▶ _REQUIREMENT_
Transcribe, exactly as they appear, only the lines from the one holding "Give me a plain-text" through the end of the entries below.

▶ _RAW DATA_
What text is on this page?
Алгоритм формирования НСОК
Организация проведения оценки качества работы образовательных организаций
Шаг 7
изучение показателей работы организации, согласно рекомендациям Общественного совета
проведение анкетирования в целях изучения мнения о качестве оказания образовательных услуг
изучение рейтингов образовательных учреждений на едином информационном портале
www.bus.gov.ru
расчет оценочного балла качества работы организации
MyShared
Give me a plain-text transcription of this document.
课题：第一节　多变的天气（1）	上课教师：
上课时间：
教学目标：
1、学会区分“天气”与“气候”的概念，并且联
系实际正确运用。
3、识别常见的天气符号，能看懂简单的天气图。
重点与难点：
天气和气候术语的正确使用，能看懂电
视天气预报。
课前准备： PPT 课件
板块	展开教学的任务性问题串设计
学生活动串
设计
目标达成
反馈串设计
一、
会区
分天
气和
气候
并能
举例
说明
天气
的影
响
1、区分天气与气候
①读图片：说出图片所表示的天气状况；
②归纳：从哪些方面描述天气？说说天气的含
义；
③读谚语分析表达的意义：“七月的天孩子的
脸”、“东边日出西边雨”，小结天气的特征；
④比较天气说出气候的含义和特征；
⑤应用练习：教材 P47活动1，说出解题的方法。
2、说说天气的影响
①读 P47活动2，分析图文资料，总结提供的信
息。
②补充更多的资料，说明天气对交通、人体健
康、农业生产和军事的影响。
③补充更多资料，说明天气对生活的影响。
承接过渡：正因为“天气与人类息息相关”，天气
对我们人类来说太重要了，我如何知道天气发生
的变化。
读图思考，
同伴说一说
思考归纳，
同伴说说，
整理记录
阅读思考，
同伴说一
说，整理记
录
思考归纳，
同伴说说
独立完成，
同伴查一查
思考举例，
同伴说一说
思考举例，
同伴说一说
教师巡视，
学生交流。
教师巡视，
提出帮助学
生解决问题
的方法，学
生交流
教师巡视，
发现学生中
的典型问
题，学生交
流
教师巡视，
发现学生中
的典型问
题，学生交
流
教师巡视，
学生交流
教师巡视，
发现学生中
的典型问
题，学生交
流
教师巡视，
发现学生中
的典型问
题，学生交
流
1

▶ _THE RESPONSE_
Give me a plain-text transcription of this document.
课题：第一节　多变的天气（1）	上课教师：
上课时间：
教学目标：
1、学会区分“天气”与“气候”的概念，并且联
系实际正确运用。
3、识别常见的天气符号，能看懂简单的天气图。
重点与难点：
天气和气候术语的正确使用，能看懂电
视天气预报。
课前准备： PPT 课件
板块	展开教学的任务性问题串设计
学生活动串
设计
目标达成
反馈串设计
一、
会区
分天
气和
气候
并能
举例
说明
天气
的影
响
1、区分天气与气候
①读图片：说出图片所表示的天气状况；
②归纳：从哪些方面描述天气？说说天气的含
义；
③读谚语分析表达的意义：“七月的天孩子的
脸”、“东边日出西边雨”，小结天气的特征；
④比较天气说出气候的含义和特征；
⑤应用练习：教材 P47活动1，说出解题的方法。
2、说说天气的影响
①读 P47活动2，分析图文资料，总结提供的信
息。
②补充更多的资料，说明天气对交通、人体健
康、农业生产和军事的影响。
③补充更多资料，说明天气对生活的影响。
承接过渡：正因为“天气与人类息息相关”，天气
对我们人类来说太重要了，我如何知道天气发生
的变化。
读图思考，
同伴说一说
思考归纳，
同伴说说，
整理记录
阅读思考，
同伴说一
说，整理记
录
思考归纳，
同伴说说
独立完成，
同伴查一查
思考举例，
同伴说一说
思考举例，
同伴说一说
教师巡视，
学生交流。
教师巡视，
提出帮助学
生解决问题
的方法，学
生交流
教师巡视，
发现学生中
的典型问
题，学生交
流
教师巡视，
发现学生中
的典型问
题，学生交
流
教师巡视，
学生交流
教师巡视，
发现学生中
的典型问
题，学生交
流
教师巡视，
发现学生中
的典型问
题，学生交
流
1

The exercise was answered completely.